For the entries that follow, state how many lines include the word "Conc", giving the number and nothing else.

SUPPLIED DATA —
-.-.-

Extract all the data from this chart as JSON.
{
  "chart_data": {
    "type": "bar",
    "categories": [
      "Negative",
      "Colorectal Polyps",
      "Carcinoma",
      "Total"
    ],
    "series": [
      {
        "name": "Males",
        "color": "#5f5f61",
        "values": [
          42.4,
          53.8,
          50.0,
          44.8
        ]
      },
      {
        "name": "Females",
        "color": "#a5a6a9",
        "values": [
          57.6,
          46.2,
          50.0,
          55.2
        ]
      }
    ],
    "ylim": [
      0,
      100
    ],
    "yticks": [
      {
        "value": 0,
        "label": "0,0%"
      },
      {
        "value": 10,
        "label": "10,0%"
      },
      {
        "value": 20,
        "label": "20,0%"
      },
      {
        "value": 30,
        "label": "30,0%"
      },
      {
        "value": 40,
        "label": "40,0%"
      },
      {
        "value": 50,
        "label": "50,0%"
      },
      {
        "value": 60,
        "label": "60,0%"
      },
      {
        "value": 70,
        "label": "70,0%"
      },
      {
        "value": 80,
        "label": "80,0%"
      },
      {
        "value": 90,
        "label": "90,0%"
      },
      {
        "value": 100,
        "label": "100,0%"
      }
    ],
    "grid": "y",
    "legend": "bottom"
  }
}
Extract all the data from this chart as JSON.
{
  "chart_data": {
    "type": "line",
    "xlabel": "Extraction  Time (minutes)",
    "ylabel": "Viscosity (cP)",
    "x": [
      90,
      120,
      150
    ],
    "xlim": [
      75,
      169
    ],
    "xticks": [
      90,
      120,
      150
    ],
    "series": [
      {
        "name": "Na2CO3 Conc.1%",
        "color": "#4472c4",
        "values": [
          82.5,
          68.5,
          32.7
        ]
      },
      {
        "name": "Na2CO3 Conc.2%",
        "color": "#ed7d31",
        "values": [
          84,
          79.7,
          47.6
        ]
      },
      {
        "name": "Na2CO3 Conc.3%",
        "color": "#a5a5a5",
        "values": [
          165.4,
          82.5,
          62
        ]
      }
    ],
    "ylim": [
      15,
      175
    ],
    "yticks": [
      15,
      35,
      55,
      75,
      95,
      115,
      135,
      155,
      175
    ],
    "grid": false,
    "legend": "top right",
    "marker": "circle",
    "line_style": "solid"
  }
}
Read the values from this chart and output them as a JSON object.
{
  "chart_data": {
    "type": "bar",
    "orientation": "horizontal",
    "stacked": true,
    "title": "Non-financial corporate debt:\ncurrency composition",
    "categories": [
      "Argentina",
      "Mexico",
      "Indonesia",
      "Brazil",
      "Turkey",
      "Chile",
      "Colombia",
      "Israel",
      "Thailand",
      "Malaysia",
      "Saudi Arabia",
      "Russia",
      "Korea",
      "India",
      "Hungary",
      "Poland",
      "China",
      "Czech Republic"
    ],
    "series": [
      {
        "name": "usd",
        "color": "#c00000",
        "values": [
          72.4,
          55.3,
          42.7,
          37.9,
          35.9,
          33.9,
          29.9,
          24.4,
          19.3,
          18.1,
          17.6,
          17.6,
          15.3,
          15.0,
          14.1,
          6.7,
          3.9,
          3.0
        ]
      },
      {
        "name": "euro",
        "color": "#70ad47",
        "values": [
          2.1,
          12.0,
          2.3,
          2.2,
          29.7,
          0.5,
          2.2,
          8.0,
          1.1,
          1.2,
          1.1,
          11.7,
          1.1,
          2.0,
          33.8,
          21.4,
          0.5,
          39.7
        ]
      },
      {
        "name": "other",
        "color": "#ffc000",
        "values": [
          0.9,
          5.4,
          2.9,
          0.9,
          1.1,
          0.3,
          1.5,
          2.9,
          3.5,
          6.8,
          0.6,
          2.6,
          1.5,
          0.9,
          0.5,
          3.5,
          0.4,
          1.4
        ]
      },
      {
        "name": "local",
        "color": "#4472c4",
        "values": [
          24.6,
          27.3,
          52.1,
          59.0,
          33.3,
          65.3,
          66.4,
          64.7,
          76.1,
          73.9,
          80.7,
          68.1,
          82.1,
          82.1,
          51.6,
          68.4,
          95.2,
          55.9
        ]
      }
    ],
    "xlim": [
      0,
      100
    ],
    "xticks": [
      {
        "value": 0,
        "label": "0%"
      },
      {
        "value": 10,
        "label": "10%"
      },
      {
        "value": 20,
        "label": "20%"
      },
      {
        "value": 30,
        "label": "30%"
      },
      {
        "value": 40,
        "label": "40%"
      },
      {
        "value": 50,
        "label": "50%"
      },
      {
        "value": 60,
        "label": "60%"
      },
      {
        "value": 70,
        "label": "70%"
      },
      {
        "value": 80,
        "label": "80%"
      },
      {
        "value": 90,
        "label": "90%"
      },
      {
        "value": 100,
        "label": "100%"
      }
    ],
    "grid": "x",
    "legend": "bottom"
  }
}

-.-.-

TASK SOLUTION — 3